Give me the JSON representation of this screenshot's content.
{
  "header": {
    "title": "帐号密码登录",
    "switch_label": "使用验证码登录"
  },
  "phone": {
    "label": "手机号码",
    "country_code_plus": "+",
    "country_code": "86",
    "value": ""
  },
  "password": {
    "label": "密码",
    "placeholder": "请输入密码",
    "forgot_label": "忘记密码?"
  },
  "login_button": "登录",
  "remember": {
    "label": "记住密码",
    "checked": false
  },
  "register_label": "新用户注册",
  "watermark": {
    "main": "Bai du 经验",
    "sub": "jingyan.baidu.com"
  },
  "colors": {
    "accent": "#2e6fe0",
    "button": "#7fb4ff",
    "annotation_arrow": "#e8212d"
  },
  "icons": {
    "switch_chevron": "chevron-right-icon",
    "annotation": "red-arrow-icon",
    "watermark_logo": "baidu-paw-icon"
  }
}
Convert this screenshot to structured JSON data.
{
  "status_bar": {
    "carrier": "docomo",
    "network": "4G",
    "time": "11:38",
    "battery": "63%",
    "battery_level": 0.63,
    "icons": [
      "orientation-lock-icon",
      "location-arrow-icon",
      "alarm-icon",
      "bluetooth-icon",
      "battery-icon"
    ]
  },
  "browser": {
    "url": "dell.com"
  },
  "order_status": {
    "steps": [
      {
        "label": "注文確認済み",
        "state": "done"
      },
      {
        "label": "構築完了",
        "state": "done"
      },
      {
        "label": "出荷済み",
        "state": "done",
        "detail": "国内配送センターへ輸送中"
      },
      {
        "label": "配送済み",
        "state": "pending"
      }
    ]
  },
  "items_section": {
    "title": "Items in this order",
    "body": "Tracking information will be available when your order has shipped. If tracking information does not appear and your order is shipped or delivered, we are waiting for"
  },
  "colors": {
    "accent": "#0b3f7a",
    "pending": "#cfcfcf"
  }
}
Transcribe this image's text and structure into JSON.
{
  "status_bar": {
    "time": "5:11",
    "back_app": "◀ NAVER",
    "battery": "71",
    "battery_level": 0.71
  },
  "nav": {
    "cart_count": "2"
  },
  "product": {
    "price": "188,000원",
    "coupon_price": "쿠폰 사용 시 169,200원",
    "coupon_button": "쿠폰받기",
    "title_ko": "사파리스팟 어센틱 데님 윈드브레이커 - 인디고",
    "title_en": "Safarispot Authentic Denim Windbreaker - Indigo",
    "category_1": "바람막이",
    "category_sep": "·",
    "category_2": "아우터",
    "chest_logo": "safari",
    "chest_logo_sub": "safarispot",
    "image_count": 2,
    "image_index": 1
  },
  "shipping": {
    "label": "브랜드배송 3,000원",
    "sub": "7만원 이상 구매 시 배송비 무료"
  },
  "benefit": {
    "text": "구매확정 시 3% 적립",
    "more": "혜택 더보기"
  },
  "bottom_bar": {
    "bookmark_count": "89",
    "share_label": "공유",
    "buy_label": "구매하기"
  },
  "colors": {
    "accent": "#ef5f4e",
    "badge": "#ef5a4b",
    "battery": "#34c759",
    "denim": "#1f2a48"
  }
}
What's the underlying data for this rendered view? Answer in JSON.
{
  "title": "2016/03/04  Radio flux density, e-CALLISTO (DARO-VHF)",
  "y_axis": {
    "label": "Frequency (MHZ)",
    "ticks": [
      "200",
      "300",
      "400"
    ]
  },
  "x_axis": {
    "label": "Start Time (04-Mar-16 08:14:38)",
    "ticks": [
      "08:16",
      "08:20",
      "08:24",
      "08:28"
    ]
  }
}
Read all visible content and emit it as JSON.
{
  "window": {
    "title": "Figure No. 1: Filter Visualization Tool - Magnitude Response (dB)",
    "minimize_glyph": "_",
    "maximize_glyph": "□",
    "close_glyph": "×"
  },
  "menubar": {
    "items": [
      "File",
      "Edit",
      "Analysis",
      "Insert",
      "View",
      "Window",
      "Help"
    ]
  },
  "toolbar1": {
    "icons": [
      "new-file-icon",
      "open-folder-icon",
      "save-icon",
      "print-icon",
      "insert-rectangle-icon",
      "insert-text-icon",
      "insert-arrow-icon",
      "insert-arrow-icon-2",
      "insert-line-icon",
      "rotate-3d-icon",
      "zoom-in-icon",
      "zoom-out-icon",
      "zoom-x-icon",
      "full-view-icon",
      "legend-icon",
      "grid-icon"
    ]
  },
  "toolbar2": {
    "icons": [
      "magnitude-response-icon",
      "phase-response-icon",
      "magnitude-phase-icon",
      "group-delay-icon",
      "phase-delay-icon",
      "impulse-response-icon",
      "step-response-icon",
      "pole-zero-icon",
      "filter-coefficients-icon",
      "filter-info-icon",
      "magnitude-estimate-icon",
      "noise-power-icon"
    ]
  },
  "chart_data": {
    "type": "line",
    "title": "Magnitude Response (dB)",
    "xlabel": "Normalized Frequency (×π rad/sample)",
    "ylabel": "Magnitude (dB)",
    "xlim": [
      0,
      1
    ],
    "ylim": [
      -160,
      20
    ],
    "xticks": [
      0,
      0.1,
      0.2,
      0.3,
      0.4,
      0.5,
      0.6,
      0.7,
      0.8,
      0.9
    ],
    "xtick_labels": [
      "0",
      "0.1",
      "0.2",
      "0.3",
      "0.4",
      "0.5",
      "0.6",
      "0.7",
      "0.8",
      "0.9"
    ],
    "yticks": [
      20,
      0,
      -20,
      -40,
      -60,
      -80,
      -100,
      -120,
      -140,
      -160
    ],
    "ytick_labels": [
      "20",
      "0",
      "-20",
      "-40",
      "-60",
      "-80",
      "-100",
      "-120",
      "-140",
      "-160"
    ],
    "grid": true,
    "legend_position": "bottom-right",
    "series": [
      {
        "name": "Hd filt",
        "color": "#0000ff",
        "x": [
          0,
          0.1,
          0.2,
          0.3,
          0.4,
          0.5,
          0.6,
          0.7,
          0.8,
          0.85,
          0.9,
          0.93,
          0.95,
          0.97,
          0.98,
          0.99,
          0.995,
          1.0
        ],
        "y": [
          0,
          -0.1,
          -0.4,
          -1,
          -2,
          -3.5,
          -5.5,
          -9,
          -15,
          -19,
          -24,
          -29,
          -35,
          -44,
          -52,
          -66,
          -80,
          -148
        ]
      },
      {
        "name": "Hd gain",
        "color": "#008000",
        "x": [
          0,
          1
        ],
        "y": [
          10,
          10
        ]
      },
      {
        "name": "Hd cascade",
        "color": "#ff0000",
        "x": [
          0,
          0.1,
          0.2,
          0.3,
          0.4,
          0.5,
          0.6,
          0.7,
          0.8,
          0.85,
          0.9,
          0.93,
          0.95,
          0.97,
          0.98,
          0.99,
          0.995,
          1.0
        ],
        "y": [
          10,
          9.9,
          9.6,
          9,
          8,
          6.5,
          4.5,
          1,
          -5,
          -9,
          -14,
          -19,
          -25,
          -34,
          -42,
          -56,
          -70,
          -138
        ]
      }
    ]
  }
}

---

#### TASK TO CARRY OUT
Go through the records above and set each one down exactly, please.

#### WRITTEN ANSWER
Give me the JSON representation of this screenshot's content.
{
  "header": {
    "title": "帐号密码登录",
    "switch_label": "使用验证码登录"
  },
  "phone": {
    "label": "手机号码",
    "country_code_plus": "+",
    "country_code": "86",
    "value": ""
  },
  "password": {
    "label": "密码",
    "placeholder": "请输入密码",
    "forgot_label": "忘记密码?"
  },
  "login_button": "登录",
  "remember": {
    "label": "记住密码",
    "checked": false
  },
  "register_label": "新用户注册",
  "watermark": {
    "main": "Bai du 经验",
    "sub": "jingyan.baidu.com"
  },
  "colors": {
    "accent": "#2e6fe0",
    "button": "#7fb4ff",
    "annotation_arrow": "#e8212d"
  },
  "icons": {
    "switch_chevron": "chevron-right-icon",
    "annotation": "red-arrow-icon",
    "watermark_logo": "baidu-paw-icon"
  }
}
Convert this screenshot to structured JSON data.
{
  "status_bar": {
    "carrier": "docomo",
    "network": "4G",
    "time": "11:38",
    "battery": "63%",
    "battery_level": 0.63,
    "icons": [
      "orientation-lock-icon",
      "location-arrow-icon",
      "alarm-icon",
      "bluetooth-icon",
      "battery-icon"
    ]
  },
  "browser": {
    "url": "dell.com"
  },
  "order_status": {
    "steps": [
      {
        "label": "注文確認済み",
        "state": "done"
      },
      {
        "label": "構築完了",
        "state": "done"
      },
      {
        "label": "出荷済み",
        "state": "done",
        "detail": "国内配送センターへ輸送中"
      },
      {
        "label": "配送済み",
        "state": "pending"
      }
    ]
  },
  "items_section": {
    "title": "Items in this order",
    "body": "Tracking information will be available when your order has shipped. If tracking information does not appear and your order is shipped or delivered, we are waiting for"
  },
  "colors": {
    "accent": "#0b3f7a",
    "pending": "#cfcfcf"
  }
}
Transcribe this image's text and structure into JSON.
{
  "status_bar": {
    "time": "5:11",
    "back_app": "◀ NAVER",
    "battery": "71",
    "battery_level": 0.71
  },
  "nav": {
    "cart_count": "2"
  },
  "product": {
    "price": "188,000원",
    "coupon_price": "쿠폰 사용 시 169,200원",
    "coupon_button": "쿠폰받기",
    "title_ko": "사파리스팟 어센틱 데님 윈드브레이커 - 인디고",
    "title_en": "Safarispot Authentic Denim Windbreaker - Indigo",
    "category_1": "바람막이",
    "category_sep": "·",
    "category_2": "아우터",
    "chest_logo": "safari",
    "chest_logo_sub": "safarispot",
    "image_count": 2,
    "image_index": 1
  },
  "shipping": {
    "label": "브랜드배송 3,000원",
    "sub": "7만원 이상 구매 시 배송비 무료"
  },
  "benefit": {
    "text": "구매확정 시 3% 적립",
    "more": "혜택 더보기"
  },
  "bottom_bar": {
    "bookmark_count": "89",
    "share_label": "공유",
    "buy_label": "구매하기"
  },
  "colors": {
    "accent": "#ef5f4e",
    "badge": "#ef5a4b",
    "battery": "#34c759",
    "denim": "#1f2a48"
  }
}
What's the underlying data for this rendered view? Answer in JSON.
{
  "title": "2016/03/04  Radio flux density, e-CALLISTO (DARO-VHF)",
  "y_axis": {
    "label": "Frequency (MHZ)",
    "ticks": [
      "200",
      "300",
      "400"
    ]
  },
  "x_axis": {
    "label": "Start Time (04-Mar-16 08:14:38)",
    "ticks": [
      "08:16",
      "08:20",
      "08:24",
      "08:28"
    ]
  }
}
Read all visible content and emit it as JSON.
{
  "window": {
    "title": "Figure No. 1: Filter Visualization Tool - Magnitude Response (dB)",
    "minimize_glyph": "_",
    "maximize_glyph": "□",
    "close_glyph": "×"
  },
  "menubar": {
    "items": [
      "File",
      "Edit",
      "Analysis",
      "Insert",
      "View",
      "Window",
      "Help"
    ]
  },
  "toolbar1": {
    "icons": [
      "new-file-icon",
      "open-folder-icon",
      "save-icon",
      "print-icon",
      "insert-rectangle-icon",
      "insert-text-icon",
      "insert-arrow-icon",
      "insert-arrow-icon-2",
      "insert-line-icon",
      "rotate-3d-icon",
      "zoom-in-icon",
      "zoom-out-icon",
      "zoom-x-icon",
      "full-view-icon",
      "legend-icon",
      "grid-icon"
    ]
  },
  "toolbar2": {
    "icons": [
      "magnitude-response-icon",
      "phase-response-icon",
      "magnitude-phase-icon",
      "group-delay-icon",
      "phase-delay-icon",
      "impulse-response-icon",
      "step-response-icon",
      "pole-zero-icon",
      "filter-coefficients-icon",
      "filter-info-icon",
      "magnitude-estimate-icon",
      "noise-power-icon"
    ]
  },
  "chart_data": {
    "type": "line",
    "title": "Magnitude Response (dB)",
    "xlabel": "Normalized Frequency (×π rad/sample)",
    "ylabel": "Magnitude (dB)",
    "xlim": [
      0,
      1
    ],
    "ylim": [
      -160,
      20
    ],
    "xticks": [
      0,
      0.1,
      0.2,
      0.3,
      0.4,
      0.5,
      0.6,
      0.7,
      0.8,
      0.9
    ],
    "xtick_labels": [
      "0",
      "0.1",
      "0.2",
      "0.3",
      "0.4",
      "0.5",
      "0.6",
      "0.7",
      "0.8",
      "0.9"
    ],
    "yticks": [
      20,
      0,
      -20,
      -40,
      -60,
      -80,
      -100,
      -120,
      -140,
      -160
    ],
    "ytick_labels": [
      "20",
      "0",
      "-20",
      "-40",
      "-60",
      "-80",
      "-100",
      "-120",
      "-140",
      "-160"
    ],
    "grid": true,
    "legend_position": "bottom-right",
    "series": [
      {
        "name": "Hd filt",
        "color": "#0000ff",
        "x": [
          0,
          0.1,
          0.2,
          0.3,
          0.4,
          0.5,
          0.6,
          0.7,
          0.8,
          0.85,
          0.9,
          0.93,
          0.95,
          0.97,
          0.98,
          0.99,
          0.995,
          1.0
        ],
        "y": [
          0,
          -0.1,
          -0.4,
          -1,
          -2,
          -3.5,
          -5.5,
          -9,
          -15,
          -19,
          -24,
          -29,
          -35,
          -44,
          -52,
          -66,
          -80,
          -148
        ]
      },
      {
        "name": "Hd gain",
        "color": "#008000",
        "x": [
          0,
          1
        ],
        "y": [
          10,
          10
        ]
      },
      {
        "name": "Hd cascade",
        "color": "#ff0000",
        "x": [
          0,
          0.1,
          0.2,
          0.3,
          0.4,
          0.5,
          0.6,
          0.7,
          0.8,
          0.85,
          0.9,
          0.93,
          0.95,
          0.97,
          0.98,
          0.99,
          0.995,
          1.0
        ],
        "y": [
          10,
          9.9,
          9.6,
          9,
          8,
          6.5,
          4.5,
          1,
          -5,
          -9,
          -14,
          -19,
          -25,
          -34,
          -42,
          -56,
          -70,
          -138
        ]
      }
    ]
  }
}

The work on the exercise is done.